#### A block of data:
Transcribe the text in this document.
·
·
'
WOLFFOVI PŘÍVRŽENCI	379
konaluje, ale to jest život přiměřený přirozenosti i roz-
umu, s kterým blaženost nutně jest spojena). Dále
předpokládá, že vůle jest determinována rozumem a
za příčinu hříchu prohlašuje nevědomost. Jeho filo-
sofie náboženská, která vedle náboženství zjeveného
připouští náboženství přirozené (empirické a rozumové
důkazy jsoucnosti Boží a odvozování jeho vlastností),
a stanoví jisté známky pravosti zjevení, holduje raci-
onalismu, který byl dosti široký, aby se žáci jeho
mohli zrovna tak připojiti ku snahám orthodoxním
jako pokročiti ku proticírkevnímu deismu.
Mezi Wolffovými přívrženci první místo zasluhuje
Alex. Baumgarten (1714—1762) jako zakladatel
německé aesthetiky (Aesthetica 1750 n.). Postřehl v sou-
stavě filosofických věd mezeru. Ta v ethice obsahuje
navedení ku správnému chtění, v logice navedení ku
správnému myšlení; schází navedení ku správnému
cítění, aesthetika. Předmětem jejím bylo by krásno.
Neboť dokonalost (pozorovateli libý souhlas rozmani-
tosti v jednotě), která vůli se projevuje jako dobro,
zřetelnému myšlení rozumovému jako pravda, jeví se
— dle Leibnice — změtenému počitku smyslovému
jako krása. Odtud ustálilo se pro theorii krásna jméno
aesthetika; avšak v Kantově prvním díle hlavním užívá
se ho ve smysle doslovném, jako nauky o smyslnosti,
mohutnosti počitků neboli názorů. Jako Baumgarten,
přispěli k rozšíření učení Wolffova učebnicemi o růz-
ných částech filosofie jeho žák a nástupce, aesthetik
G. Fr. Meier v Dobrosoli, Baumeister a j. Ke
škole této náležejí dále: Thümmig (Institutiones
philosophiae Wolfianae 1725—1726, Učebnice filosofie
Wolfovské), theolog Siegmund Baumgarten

#### What you will do:
In full and verbatim, repeat the records given above.

#### Output for this task:
Transcribe the text in this document.
·
·
'
WOLFFOVI PŘÍVRŽENCI	379
konaluje, ale to jest život přiměřený přirozenosti i roz-
umu, s kterým blaženost nutně jest spojena). Dále
předpokládá, že vůle jest determinována rozumem a
za příčinu hříchu prohlašuje nevědomost. Jeho filo-
sofie náboženská, která vedle náboženství zjeveného
připouští náboženství přirozené (empirické a rozumové
důkazy jsoucnosti Boží a odvozování jeho vlastností),
a stanoví jisté známky pravosti zjevení, holduje raci-
onalismu, který byl dosti široký, aby se žáci jeho
mohli zrovna tak připojiti ku snahám orthodoxním
jako pokročiti ku proticírkevnímu deismu.
Mezi Wolffovými přívrženci první místo zasluhuje
Alex. Baumgarten (1714—1762) jako zakladatel
německé aesthetiky (Aesthetica 1750 n.). Postřehl v sou-
stavě filosofických věd mezeru. Ta v ethice obsahuje
navedení ku správnému chtění, v logice navedení ku
správnému myšlení; schází navedení ku správnému
cítění, aesthetika. Předmětem jejím bylo by krásno.
Neboť dokonalost (pozorovateli libý souhlas rozmani-
tosti v jednotě), která vůli se projevuje jako dobro,
zřetelnému myšlení rozumovému jako pravda, jeví se
— dle Leibnice — změtenému počitku smyslovému
jako krása. Odtud ustálilo se pro theorii krásna jméno
aesthetika; avšak v Kantově prvním díle hlavním užívá
se ho ve smysle doslovném, jako nauky o smyslnosti,
mohutnosti počitků neboli názorů. Jako Baumgarten,
přispěli k rozšíření učení Wolffova učebnicemi o růz-
ných částech filosofie jeho žák a nástupce, aesthetik
G. Fr. Meier v Dobrosoli, Baumeister a j. Ke
škole této náležejí dále: Thümmig (Institutiones
philosophiae Wolfianae 1725—1726, Učebnice filosofie
Wolfovské), theolog Siegmund Baumgarten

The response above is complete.